● What is expected: Would you quote every entry exactly, dropping only the pictures?

------------------------------------

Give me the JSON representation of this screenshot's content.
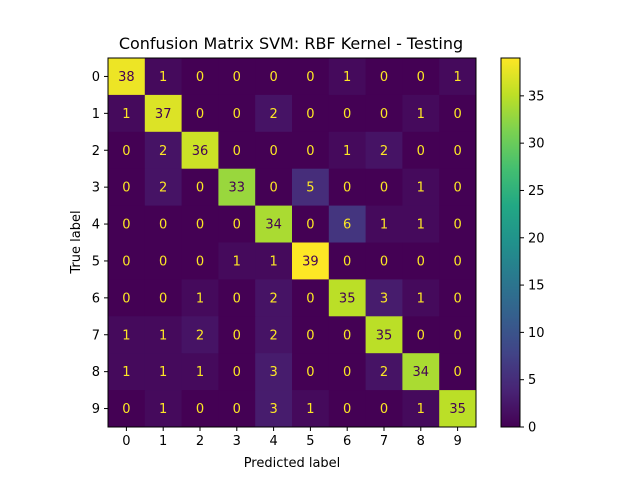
{
  "chart_data": {
    "type": "heatmap",
    "title": "Confusion Matrix SVM: RBF Kernel - Testing",
    "xlabel": "Predicted label",
    "ylabel": "True label",
    "x_tick_labels": [
      "0",
      "1",
      "2",
      "3",
      "4",
      "5",
      "6",
      "7",
      "8",
      "9"
    ],
    "y_tick_labels": [
      "0",
      "1",
      "2",
      "3",
      "4",
      "5",
      "6",
      "7",
      "8",
      "9"
    ],
    "matrix": [
      [
        38,
        1,
        0,
        0,
        0,
        0,
        1,
        0,
        0,
        1
      ],
      [
        1,
        37,
        0,
        0,
        2,
        0,
        0,
        0,
        1,
        0
      ],
      [
        0,
        2,
        36,
        0,
        0,
        0,
        1,
        2,
        0,
        0
      ],
      [
        0,
        2,
        0,
        33,
        0,
        5,
        0,
        0,
        1,
        0
      ],
      [
        0,
        0,
        0,
        0,
        34,
        0,
        6,
        1,
        1,
        0
      ],
      [
        0,
        0,
        0,
        1,
        1,
        39,
        0,
        0,
        0,
        0
      ],
      [
        0,
        0,
        1,
        0,
        2,
        0,
        35,
        3,
        1,
        0
      ],
      [
        1,
        1,
        2,
        0,
        2,
        0,
        0,
        35,
        0,
        0
      ],
      [
        1,
        1,
        1,
        0,
        3,
        0,
        0,
        2,
        34,
        0
      ],
      [
        0,
        1,
        0,
        0,
        3,
        1,
        0,
        0,
        1,
        35
      ]
    ],
    "colormap": "viridis",
    "color_range": [
      0,
      39
    ],
    "colorbar_ticks": [
      0,
      5,
      10,
      15,
      20,
      25,
      30,
      35
    ],
    "colorbar_tick_labels": [
      "0",
      "5",
      "10",
      "15",
      "20",
      "25",
      "30",
      "35"
    ],
    "text_color_dark_cells": "#fde725",
    "text_color_light_cells": "#440154"
  }
}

------------------------------------

● Exercise solution:
Give me the JSON representation of this screenshot's content.
{
  "chart_data": {
    "type": "heatmap",
    "title": "Confusion Matrix SVM: RBF Kernel - Testing",
    "xlabel": "Predicted label",
    "ylabel": "True label",
    "x_tick_labels": [
      "0",
      "1",
      "2",
      "3",
      "4",
      "5",
      "6",
      "7",
      "8",
      "9"
    ],
    "y_tick_labels": [
      "0",
      "1",
      "2",
      "3",
      "4",
      "5",
      "6",
      "7",
      "8",
      "9"
    ],
    "matrix": [
      [
        38,
        1,
        0,
        0,
        0,
        0,
        1,
        0,
        0,
        1
      ],
      [
        1,
        37,
        0,
        0,
        2,
        0,
        0,
        0,
        1,
        0
      ],
      [
        0,
        2,
        36,
        0,
        0,
        0,
        1,
        2,
        0,
        0
      ],
      [
        0,
        2,
        0,
        33,
        0,
        5,
        0,
        0,
        1,
        0
      ],
      [
        0,
        0,
        0,
        0,
        34,
        0,
        6,
        1,
        1,
        0
      ],
      [
        0,
        0,
        0,
        1,
        1,
        39,
        0,
        0,
        0,
        0
      ],
      [
        0,
        0,
        1,
        0,
        2,
        0,
        35,
        3,
        1,
        0
      ],
      [
        1,
        1,
        2,
        0,
        2,
        0,
        0,
        35,
        0,
        0
      ],
      [
        1,
        1,
        1,
        0,
        3,
        0,
        0,
        2,
        34,
        0
      ],
      [
        0,
        1,
        0,
        0,
        3,
        1,
        0,
        0,
        1,
        35
      ]
    ],
    "colormap": "viridis",
    "color_range": [
      0,
      39
    ],
    "colorbar_ticks": [
      0,
      5,
      10,
      15,
      20,
      25,
      30,
      35
    ],
    "colorbar_tick_labels": [
      "0",
      "5",
      "10",
      "15",
      "20",
      "25",
      "30",
      "35"
    ],
    "text_color_dark_cells": "#fde725",
    "text_color_light_cells": "#440154"
  }
}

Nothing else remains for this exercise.